▶ [Document]:
******************************

I don't know. I don't run any published adventures and I am able to use the core "default" rules/game without any influence or knowledge of the Forgotten Realms. It doesn't feel like a default setting to me.
 


Marandahir

Crown-Forester (he/him)
Positivity and negativity are principles of being and nothingness, respectively, that preexist the ethereal and the astral.

Ethereal (physical) and astral (mental) are partial glimpses of being within nothingness.

The stuff of ether differentiates into earth, wind, fire, and water, and other elemental energies. The stuff of aster differentiates into the diverse collective consciousnesses of various cultures.

The material weaves all of these aspects into living creatures, both physical and mental.

The fey is the lifeforce energies of these fateful living beings moving into to the future.

The shadow is the imprint of these lifeforce energies echoing from the past.

Both the celestial astral and the fey ethereal attune moreso with positivity.

Both the fiendish astral and the shadow ethereal attune moreso with negativity.

I love this. Though in my personal understanding, the Shadowfell is more the future while the Feywild is the past, if that makes any sense. What's a castle in the Material may be an ancient forest that predated the castle in the Feywild. While in the Shadowfell, the castle is a crumbling ruin – an image of what it will be once it is long since past. But all three worlds are moving toward a future simultaneously, but echoing off each other.

That is to say, the Shadowfell is a shadow not of today's Material, but of tomorrow's yesterday. It is the fall of the world yet to come; what may yet come to pass, if not prevented. While the Feywild is a yesterday's tomorrow – it is as if the spring of the world never faded and continued onward.


You're completely outside the scope of settings then.

One can run the assumed rules of Planescape without running published adventures.
 

the Jester

Legend
So all this draws on a pretty extensive mix of material from various editions, and some of it is inference and deduction. If anyone wants a cite about a specific bit, please ask, and I will provide it if I can. Anyhow:

Negative and positive energy are inner planes, essentially elemental planes and are the foundations for the quasi-elemental planes. however there are no elementals of positive or negative energy (in-canon that i know of) should there be?

******************************

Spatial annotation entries
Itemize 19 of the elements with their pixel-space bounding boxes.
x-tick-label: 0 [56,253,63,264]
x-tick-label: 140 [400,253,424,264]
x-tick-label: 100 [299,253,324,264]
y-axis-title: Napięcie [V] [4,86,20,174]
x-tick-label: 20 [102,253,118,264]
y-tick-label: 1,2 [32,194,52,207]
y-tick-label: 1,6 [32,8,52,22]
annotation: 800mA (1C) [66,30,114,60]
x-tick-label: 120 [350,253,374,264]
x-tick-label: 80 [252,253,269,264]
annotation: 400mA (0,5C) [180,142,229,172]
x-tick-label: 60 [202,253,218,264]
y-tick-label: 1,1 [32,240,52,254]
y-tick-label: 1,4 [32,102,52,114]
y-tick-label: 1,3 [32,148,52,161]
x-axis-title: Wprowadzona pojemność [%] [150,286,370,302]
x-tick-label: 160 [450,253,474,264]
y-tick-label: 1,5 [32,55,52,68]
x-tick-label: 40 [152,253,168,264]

******************************

▶ [Instructions]:
**1.** In the forum thread on planar cosmology, what does a castle in the Material appear as in the Shadowfell?
**2.** Carry the forum thread on planar cosmology forward from its final line.

▶ [Answers to the tasks]:
**1.** A crumbling ruin, an image of what it will be once it is long since past.

**2.**
So the energy planes aren't elemental planes per se, but are similar, and intermix with the elemental planes in ways that strongly resemble how the elemental planes work. For instance, opposite elemental planes don't 'touch' (e.g. water and fire don't make a paraelement), and as far as we know, the energy planes don't 'touch' either. So what differentiates them from the elemental planes? Well, for one thing, they aren't of substance (though whether you could consider fire to be a 'substance' is arguable). They seem to be significantly emptier than the elemental planes, too, with a much lower number and density of native inhabitants. And they are usually depicted as separate from the elemental planes, though I don't think that's a very strong argument- after all, we've seen multiple models of how the planes fit together over the years.

Another argument lies in the fact that the energy planes seem to 'touch' all the elemental planes (forming quasi-elemental planes at the boundaries). I suspect strongly that there are also undiscovered quasi-elemental planes where these two touch the para-elemental planes; and I also suspect that there's another set of quasi-elemental planes, because there's (at least) a third energy plane- the plane of temporal energy, also called the plane of Time (or, in pre-3e cosmology, the demiplane of Time). So based on the structure of the planes, it seems probable that there is a whole set of Time + Element (or paraelement) quasielemental planes. I have no idea what they would be, but it seems like a cool area to speculate about and explore in future.

Anyway, the energy planes do have inhabitants, though none have many. The Positive Energy Plane contains native ravids, the Negative Energy Plane is home to drelbs, trilloch, etc, and the plane of temporal energy contains a multitude of creatures, including tether beasts, time gliders, and, most germane to this discussion, time elementals (also sometimes referred to as time dimensionals).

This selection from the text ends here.